What you are asked to do:
Please set down all the lines beneath this one exactly, without the pictures.

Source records
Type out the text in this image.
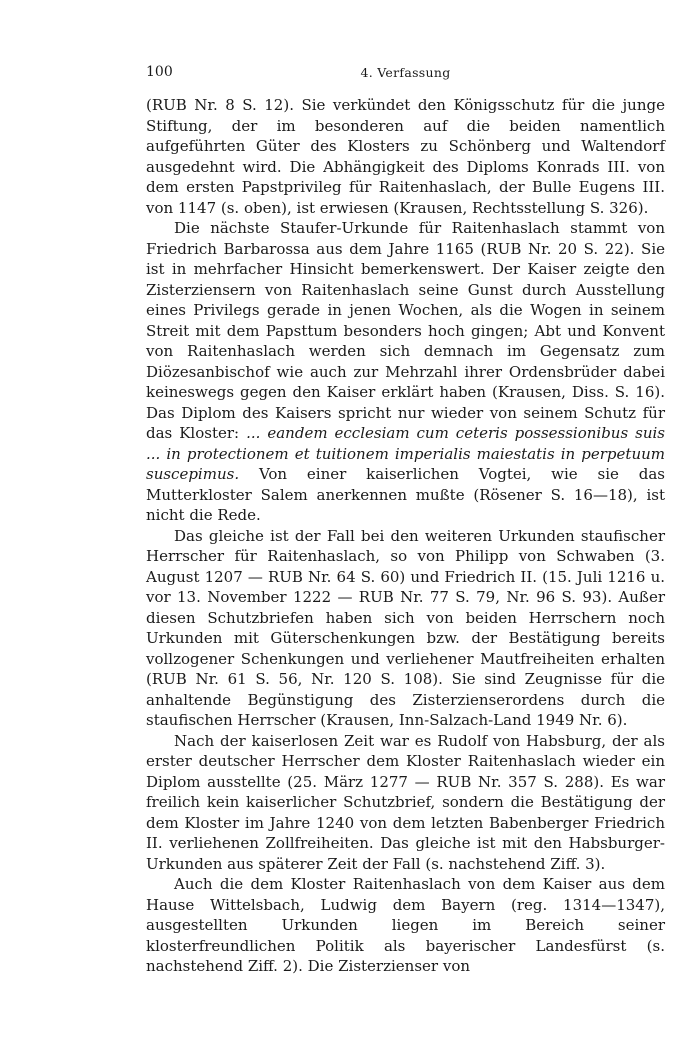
100	4. Verfassung

(RUB Nr. 8 S. 12). Sie verkündet den Königsschutz für die junge Stiftung, der im besonderen auf die beiden namentlich aufgeführten Güter des Klosters zu Schönberg und Waltendorf ausgedehnt wird. Die Abhängigkeit des Diploms Konrads III. von dem ersten Papstprivileg für Raitenhaslach, der Bulle Eugens III. von 1147 (s. oben), ist erwiesen (Krausen, Rechtsstellung S. 326).

Die nächste Staufer-Urkunde für Raitenhaslach stammt von Friedrich Barbarossa aus dem Jahre 1165 (RUB Nr. 20 S. 22). Sie ist in mehrfacher Hinsicht bemerkenswert. Der Kaiser zeigte den Zisterziensern von Raitenhaslach seine Gunst durch Ausstellung eines Privilegs gerade in jenen Wochen, als die Wogen in seinem Streit mit dem Papsttum besonders hoch gingen; Abt und Konvent von Raitenhaslach werden sich demnach im Gegensatz zum Diözesanbischof wie auch zur Mehrzahl ihrer Ordensbrüder dabei keineswegs gegen den Kaiser erklärt haben (Krausen, Diss. S. 16). Das Diplom des Kaisers spricht nur wieder von seinem Schutz für das Kloster: ... eandem ecclesiam cum ceteris possessionibus suis ... in protectionem et tuitionem imperialis maiestatis in perpetuum suscepimus. Von einer kaiserlichen Vogtei, wie sie das Mutterkloster Salem anerkennen mußte (Rösener S. 16—18), ist nicht die Rede.

Das gleiche ist der Fall bei den weiteren Urkunden staufischer Herrscher für Raitenhaslach, so von Philipp von Schwaben (3. August 1207 — RUB Nr. 64 S. 60) und Friedrich II. (15. Juli 1216 u. vor 13. November 1222 — RUB Nr. 77 S. 79, Nr. 96 S. 93). Außer diesen Schutzbriefen haben sich von beiden Herrschern noch Urkunden mit Güterschenkungen bzw. der Bestätigung bereits vollzogener Schenkungen und verliehener Mautfreiheiten erhalten (RUB Nr. 61 S. 56, Nr. 120 S. 108). Sie sind Zeugnisse für die anhaltende Begünstigung des Zisterzienserordens durch die staufischen Herrscher (Krausen, Inn-Salzach-Land 1949 Nr. 6).

Nach der kaiserlosen Zeit war es Rudolf von Habsburg, der als erster deutscher Herrscher dem Kloster Raitenhaslach wieder ein Diplom ausstellte (25. März 1277 — RUB Nr. 357 S. 288). Es war freilich kein kaiserlicher Schutzbrief, sondern die Bestätigung der dem Kloster im Jahre 1240 von dem letzten Babenberger Friedrich II. verliehenen Zollfreiheiten. Das gleiche ist mit den Habsburger-Urkunden aus späterer Zeit der Fall (s. nachstehend Ziff. 3).

Auch die dem Kloster Raitenhaslach von dem Kaiser aus dem Hause Wittelsbach, Ludwig dem Bayern (reg. 1314—1347), ausgestellten Urkunden liegen im Bereich seiner klosterfreundlichen Politik als bayerischer Landesfürst (s. nachstehend Ziff. 2). Die Zisterzienser von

Correct response:
Type out the text in this image.
100	4. Verfassung

(RUB Nr. 8 S. 12). Sie verkündet den Königsschutz für die junge Stiftung, der im besonderen auf die beiden namentlich aufgeführten Güter des Klosters zu Schönberg und Waltendorf ausgedehnt wird. Die Abhängigkeit des Diploms Konrads III. von dem ersten Papstprivileg für Raitenhaslach, der Bulle Eugens III. von 1147 (s. oben), ist erwiesen (Krausen, Rechtsstellung S. 326).

Die nächste Staufer-Urkunde für Raitenhaslach stammt von Friedrich Barbarossa aus dem Jahre 1165 (RUB Nr. 20 S. 22). Sie ist in mehrfacher Hinsicht bemerkenswert. Der Kaiser zeigte den Zisterziensern von Raitenhaslach seine Gunst durch Ausstellung eines Privilegs gerade in jenen Wochen, als die Wogen in seinem Streit mit dem Papsttum besonders hoch gingen; Abt und Konvent von Raitenhaslach werden sich demnach im Gegensatz zum Diözesanbischof wie auch zur Mehrzahl ihrer Ordensbrüder dabei keineswegs gegen den Kaiser erklärt haben (Krausen, Diss. S. 16). Das Diplom des Kaisers spricht nur wieder von seinem Schutz für das Kloster: ... eandem ecclesiam cum ceteris possessionibus suis ... in protectionem et tuitionem imperialis maiestatis in perpetuum suscepimus. Von einer kaiserlichen Vogtei, wie sie das Mutterkloster Salem anerkennen mußte (Rösener S. 16—18), ist nicht die Rede.

Das gleiche ist der Fall bei den weiteren Urkunden staufischer Herrscher für Raitenhaslach, so von Philipp von Schwaben (3. August 1207 — RUB Nr. 64 S. 60) und Friedrich II. (15. Juli 1216 u. vor 13. November 1222 — RUB Nr. 77 S. 79, Nr. 96 S. 93). Außer diesen Schutzbriefen haben sich von beiden Herrschern noch Urkunden mit Güterschenkungen bzw. der Bestätigung bereits vollzogener Schenkungen und verliehener Mautfreiheiten erhalten (RUB Nr. 61 S. 56, Nr. 120 S. 108). Sie sind Zeugnisse für die anhaltende Begünstigung des Zisterzienserordens durch die staufischen Herrscher (Krausen, Inn-Salzach-Land 1949 Nr. 6).

Nach der kaiserlosen Zeit war es Rudolf von Habsburg, der als erster deutscher Herrscher dem Kloster Raitenhaslach wieder ein Diplom ausstellte (25. März 1277 — RUB Nr. 357 S. 288). Es war freilich kein kaiserlicher Schutzbrief, sondern die Bestätigung der dem Kloster im Jahre 1240 von dem letzten Babenberger Friedrich II. verliehenen Zollfreiheiten. Das gleiche ist mit den Habsburger-Urkunden aus späterer Zeit der Fall (s. nachstehend Ziff. 3).

Auch die dem Kloster Raitenhaslach von dem Kaiser aus dem Hause Wittelsbach, Ludwig dem Bayern (reg. 1314—1347), ausgestellten Urkunden liegen im Bereich seiner klosterfreundlichen Politik als bayerischer Landesfürst (s. nachstehend Ziff. 2). Die Zisterzienser von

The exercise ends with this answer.